(Dataset items)
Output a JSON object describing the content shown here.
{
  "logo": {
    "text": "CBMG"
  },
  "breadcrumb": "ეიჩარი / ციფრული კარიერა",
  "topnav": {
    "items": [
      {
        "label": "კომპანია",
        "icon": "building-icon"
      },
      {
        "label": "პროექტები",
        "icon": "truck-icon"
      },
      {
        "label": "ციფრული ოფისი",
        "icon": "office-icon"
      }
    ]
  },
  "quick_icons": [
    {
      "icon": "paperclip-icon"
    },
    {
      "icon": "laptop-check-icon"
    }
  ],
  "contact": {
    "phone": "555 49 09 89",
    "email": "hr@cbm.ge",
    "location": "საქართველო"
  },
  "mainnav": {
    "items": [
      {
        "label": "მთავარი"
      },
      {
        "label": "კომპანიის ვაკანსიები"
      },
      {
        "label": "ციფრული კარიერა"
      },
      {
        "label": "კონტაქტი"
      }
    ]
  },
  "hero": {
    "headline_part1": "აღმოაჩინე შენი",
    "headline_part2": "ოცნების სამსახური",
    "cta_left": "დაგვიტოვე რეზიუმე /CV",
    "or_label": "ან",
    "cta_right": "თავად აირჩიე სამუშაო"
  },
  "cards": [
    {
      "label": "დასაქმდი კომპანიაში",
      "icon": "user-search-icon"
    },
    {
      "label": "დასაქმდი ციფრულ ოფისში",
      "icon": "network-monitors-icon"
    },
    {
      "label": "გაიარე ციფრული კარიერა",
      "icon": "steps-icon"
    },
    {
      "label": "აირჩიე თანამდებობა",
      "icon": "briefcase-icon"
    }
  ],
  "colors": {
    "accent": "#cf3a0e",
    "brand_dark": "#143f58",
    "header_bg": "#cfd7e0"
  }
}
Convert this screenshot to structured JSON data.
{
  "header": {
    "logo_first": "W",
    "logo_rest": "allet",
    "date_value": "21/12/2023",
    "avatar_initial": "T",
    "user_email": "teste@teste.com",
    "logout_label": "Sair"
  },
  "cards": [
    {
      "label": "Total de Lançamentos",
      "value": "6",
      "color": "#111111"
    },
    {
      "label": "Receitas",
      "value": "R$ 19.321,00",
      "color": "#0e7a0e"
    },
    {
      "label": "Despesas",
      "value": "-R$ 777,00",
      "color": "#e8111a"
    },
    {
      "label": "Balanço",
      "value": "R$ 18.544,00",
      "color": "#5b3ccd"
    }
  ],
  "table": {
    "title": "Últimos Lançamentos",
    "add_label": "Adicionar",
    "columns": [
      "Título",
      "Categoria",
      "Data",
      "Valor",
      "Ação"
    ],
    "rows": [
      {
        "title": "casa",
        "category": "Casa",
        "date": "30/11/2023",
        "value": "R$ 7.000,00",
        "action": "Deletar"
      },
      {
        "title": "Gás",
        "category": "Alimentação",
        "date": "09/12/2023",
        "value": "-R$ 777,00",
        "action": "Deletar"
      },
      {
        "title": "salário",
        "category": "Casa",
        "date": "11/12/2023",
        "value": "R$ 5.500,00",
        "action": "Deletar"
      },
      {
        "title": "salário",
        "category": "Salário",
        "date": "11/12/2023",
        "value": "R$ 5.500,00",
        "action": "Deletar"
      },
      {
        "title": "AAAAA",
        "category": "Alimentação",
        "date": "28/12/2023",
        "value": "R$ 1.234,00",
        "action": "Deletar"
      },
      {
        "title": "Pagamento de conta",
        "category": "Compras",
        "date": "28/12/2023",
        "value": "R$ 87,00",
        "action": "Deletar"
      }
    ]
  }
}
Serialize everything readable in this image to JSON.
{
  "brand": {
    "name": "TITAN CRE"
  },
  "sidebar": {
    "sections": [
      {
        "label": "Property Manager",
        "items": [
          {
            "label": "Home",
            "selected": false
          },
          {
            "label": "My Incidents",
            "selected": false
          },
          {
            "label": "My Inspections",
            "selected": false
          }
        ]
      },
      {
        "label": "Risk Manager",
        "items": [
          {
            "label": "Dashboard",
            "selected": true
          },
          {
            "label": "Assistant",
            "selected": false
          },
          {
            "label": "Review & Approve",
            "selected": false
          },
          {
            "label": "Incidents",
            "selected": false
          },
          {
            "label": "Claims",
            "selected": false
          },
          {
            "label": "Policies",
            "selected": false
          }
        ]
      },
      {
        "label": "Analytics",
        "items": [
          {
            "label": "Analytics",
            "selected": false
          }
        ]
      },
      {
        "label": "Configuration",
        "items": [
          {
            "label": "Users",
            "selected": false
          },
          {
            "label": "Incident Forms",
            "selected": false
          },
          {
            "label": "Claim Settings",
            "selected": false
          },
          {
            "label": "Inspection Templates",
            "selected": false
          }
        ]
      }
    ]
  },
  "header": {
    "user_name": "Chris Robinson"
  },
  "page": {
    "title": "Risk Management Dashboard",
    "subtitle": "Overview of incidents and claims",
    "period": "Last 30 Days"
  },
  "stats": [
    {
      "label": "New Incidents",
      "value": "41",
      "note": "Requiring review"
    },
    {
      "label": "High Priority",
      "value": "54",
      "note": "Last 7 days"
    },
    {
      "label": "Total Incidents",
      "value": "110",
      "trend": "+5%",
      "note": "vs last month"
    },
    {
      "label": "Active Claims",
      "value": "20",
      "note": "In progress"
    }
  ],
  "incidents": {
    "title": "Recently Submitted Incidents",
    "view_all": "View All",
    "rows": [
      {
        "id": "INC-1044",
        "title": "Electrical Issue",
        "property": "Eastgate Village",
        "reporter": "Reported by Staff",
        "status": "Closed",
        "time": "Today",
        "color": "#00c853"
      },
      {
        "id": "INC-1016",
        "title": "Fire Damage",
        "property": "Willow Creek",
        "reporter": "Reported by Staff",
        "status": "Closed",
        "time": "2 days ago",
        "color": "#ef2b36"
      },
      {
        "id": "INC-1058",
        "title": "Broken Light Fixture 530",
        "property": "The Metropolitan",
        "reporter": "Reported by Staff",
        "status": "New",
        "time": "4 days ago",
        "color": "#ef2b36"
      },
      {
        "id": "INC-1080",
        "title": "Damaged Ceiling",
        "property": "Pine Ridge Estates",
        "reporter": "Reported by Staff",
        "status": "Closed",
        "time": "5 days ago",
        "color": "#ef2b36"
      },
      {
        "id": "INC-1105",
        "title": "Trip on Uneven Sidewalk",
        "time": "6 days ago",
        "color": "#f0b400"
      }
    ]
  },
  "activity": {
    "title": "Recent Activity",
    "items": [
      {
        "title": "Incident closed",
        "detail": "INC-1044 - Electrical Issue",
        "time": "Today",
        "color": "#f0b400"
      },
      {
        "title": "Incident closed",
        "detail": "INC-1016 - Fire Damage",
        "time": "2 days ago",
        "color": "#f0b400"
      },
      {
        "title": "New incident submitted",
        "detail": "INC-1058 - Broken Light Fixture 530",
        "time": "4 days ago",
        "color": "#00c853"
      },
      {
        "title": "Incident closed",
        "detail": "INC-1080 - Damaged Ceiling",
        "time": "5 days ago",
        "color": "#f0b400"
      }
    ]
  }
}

Challenge:
Transcribe every entry word for word.

Result for this task:
Output a JSON object describing the content shown here.
{
  "logo": {
    "text": "CBMG"
  },
  "breadcrumb": "ეიჩარი / ციფრული კარიერა",
  "topnav": {
    "items": [
      {
        "label": "კომპანია",
        "icon": "building-icon"
      },
      {
        "label": "პროექტები",
        "icon": "truck-icon"
      },
      {
        "label": "ციფრული ოფისი",
        "icon": "office-icon"
      }
    ]
  },
  "quick_icons": [
    {
      "icon": "paperclip-icon"
    },
    {
      "icon": "laptop-check-icon"
    }
  ],
  "contact": {
    "phone": "555 49 09 89",
    "email": "hr@cbm.ge",
    "location": "საქართველო"
  },
  "mainnav": {
    "items": [
      {
        "label": "მთავარი"
      },
      {
        "label": "კომპანიის ვაკანსიები"
      },
      {
        "label": "ციფრული კარიერა"
      },
      {
        "label": "კონტაქტი"
      }
    ]
  },
  "hero": {
    "headline_part1": "აღმოაჩინე შენი",
    "headline_part2": "ოცნების სამსახური",
    "cta_left": "დაგვიტოვე რეზიუმე /CV",
    "or_label": "ან",
    "cta_right": "თავად აირჩიე სამუშაო"
  },
  "cards": [
    {
      "label": "დასაქმდი კომპანიაში",
      "icon": "user-search-icon"
    },
    {
      "label": "დასაქმდი ციფრულ ოფისში",
      "icon": "network-monitors-icon"
    },
    {
      "label": "გაიარე ციფრული კარიერა",
      "icon": "steps-icon"
    },
    {
      "label": "აირჩიე თანამდებობა",
      "icon": "briefcase-icon"
    }
  ],
  "colors": {
    "accent": "#cf3a0e",
    "brand_dark": "#143f58",
    "header_bg": "#cfd7e0"
  }
}
Convert this screenshot to structured JSON data.
{
  "header": {
    "logo_first": "W",
    "logo_rest": "allet",
    "date_value": "21/12/2023",
    "avatar_initial": "T",
    "user_email": "teste@teste.com",
    "logout_label": "Sair"
  },
  "cards": [
    {
      "label": "Total de Lançamentos",
      "value": "6",
      "color": "#111111"
    },
    {
      "label": "Receitas",
      "value": "R$ 19.321,00",
      "color": "#0e7a0e"
    },
    {
      "label": "Despesas",
      "value": "-R$ 777,00",
      "color": "#e8111a"
    },
    {
      "label": "Balanço",
      "value": "R$ 18.544,00",
      "color": "#5b3ccd"
    }
  ],
  "table": {
    "title": "Últimos Lançamentos",
    "add_label": "Adicionar",
    "columns": [
      "Título",
      "Categoria",
      "Data",
      "Valor",
      "Ação"
    ],
    "rows": [
      {
        "title": "casa",
        "category": "Casa",
        "date": "30/11/2023",
        "value": "R$ 7.000,00",
        "action": "Deletar"
      },
      {
        "title": "Gás",
        "category": "Alimentação",
        "date": "09/12/2023",
        "value": "-R$ 777,00",
        "action": "Deletar"
      },
      {
        "title": "salário",
        "category": "Casa",
        "date": "11/12/2023",
        "value": "R$ 5.500,00",
        "action": "Deletar"
      },
      {
        "title": "salário",
        "category": "Salário",
        "date": "11/12/2023",
        "value": "R$ 5.500,00",
        "action": "Deletar"
      },
      {
        "title": "AAAAA",
        "category": "Alimentação",
        "date": "28/12/2023",
        "value": "R$ 1.234,00",
        "action": "Deletar"
      },
      {
        "title": "Pagamento de conta",
        "category": "Compras",
        "date": "28/12/2023",
        "value": "R$ 87,00",
        "action": "Deletar"
      }
    ]
  }
}
Serialize everything readable in this image to JSON.
{
  "brand": {
    "name": "TITAN CRE"
  },
  "sidebar": {
    "sections": [
      {
        "label": "Property Manager",
        "items": [
          {
            "label": "Home",
            "selected": false
          },
          {
            "label": "My Incidents",
            "selected": false
          },
          {
            "label": "My Inspections",
            "selected": false
          }
        ]
      },
      {
        "label": "Risk Manager",
        "items": [
          {
            "label": "Dashboard",
            "selected": true
          },
          {
            "label": "Assistant",
            "selected": false
          },
          {
            "label": "Review & Approve",
            "selected": false
          },
          {
            "label": "Incidents",
            "selected": false
          },
          {
            "label": "Claims",
            "selected": false
          },
          {
            "label": "Policies",
            "selected": false
          }
        ]
      },
      {
        "label": "Analytics",
        "items": [
          {
            "label": "Analytics",
            "selected": false
          }
        ]
      },
      {
        "label": "Configuration",
        "items": [
          {
            "label": "Users",
            "selected": false
          },
          {
            "label": "Incident Forms",
            "selected": false
          },
          {
            "label": "Claim Settings",
            "selected": false
          },
          {
            "label": "Inspection Templates",
            "selected": false
          }
        ]
      }
    ]
  },
  "header": {
    "user_name": "Chris Robinson"
  },
  "page": {
    "title": "Risk Management Dashboard",
    "subtitle": "Overview of incidents and claims",
    "period": "Last 30 Days"
  },
  "stats": [
    {
      "label": "New Incidents",
      "value": "41",
      "note": "Requiring review"
    },
    {
      "label": "High Priority",
      "value": "54",
      "note": "Last 7 days"
    },
    {
      "label": "Total Incidents",
      "value": "110",
      "trend": "+5%",
      "note": "vs last month"
    },
    {
      "label": "Active Claims",
      "value": "20",
      "note": "In progress"
    }
  ],
  "incidents": {
    "title": "Recently Submitted Incidents",
    "view_all": "View All",
    "rows": [
      {
        "id": "INC-1044",
        "title": "Electrical Issue",
        "property": "Eastgate Village",
        "reporter": "Reported by Staff",
        "status": "Closed",
        "time": "Today",
        "color": "#00c853"
      },
      {
        "id": "INC-1016",
        "title": "Fire Damage",
        "property": "Willow Creek",
        "reporter": "Reported by Staff",
        "status": "Closed",
        "time": "2 days ago",
        "color": "#ef2b36"
      },
      {
        "id": "INC-1058",
        "title": "Broken Light Fixture 530",
        "property": "The Metropolitan",
        "reporter": "Reported by Staff",
        "status": "New",
        "time": "4 days ago",
        "color": "#ef2b36"
      },
      {
        "id": "INC-1080",
        "title": "Damaged Ceiling",
        "property": "Pine Ridge Estates",
        "reporter": "Reported by Staff",
        "status": "Closed",
        "time": "5 days ago",
        "color": "#ef2b36"
      },
      {
        "id": "INC-1105",
        "title": "Trip on Uneven Sidewalk",
        "time": "6 days ago",
        "color": "#f0b400"
      }
    ]
  },
  "activity": {
    "title": "Recent Activity",
    "items": [
      {
        "title": "Incident closed",
        "detail": "INC-1044 - Electrical Issue",
        "time": "Today",
        "color": "#f0b400"
      },
      {
        "title": "Incident closed",
        "detail": "INC-1016 - Fire Damage",
        "time": "2 days ago",
        "color": "#f0b400"
      },
      {
        "title": "New incident submitted",
        "detail": "INC-1058 - Broken Light Fixture 530",
        "time": "4 days ago",
        "color": "#00c853"
      },
      {
        "title": "Incident closed",
        "detail": "INC-1080 - Damaged Ceiling",
        "time": "5 days ago",
        "color": "#f0b400"
      }
    ]
  }
}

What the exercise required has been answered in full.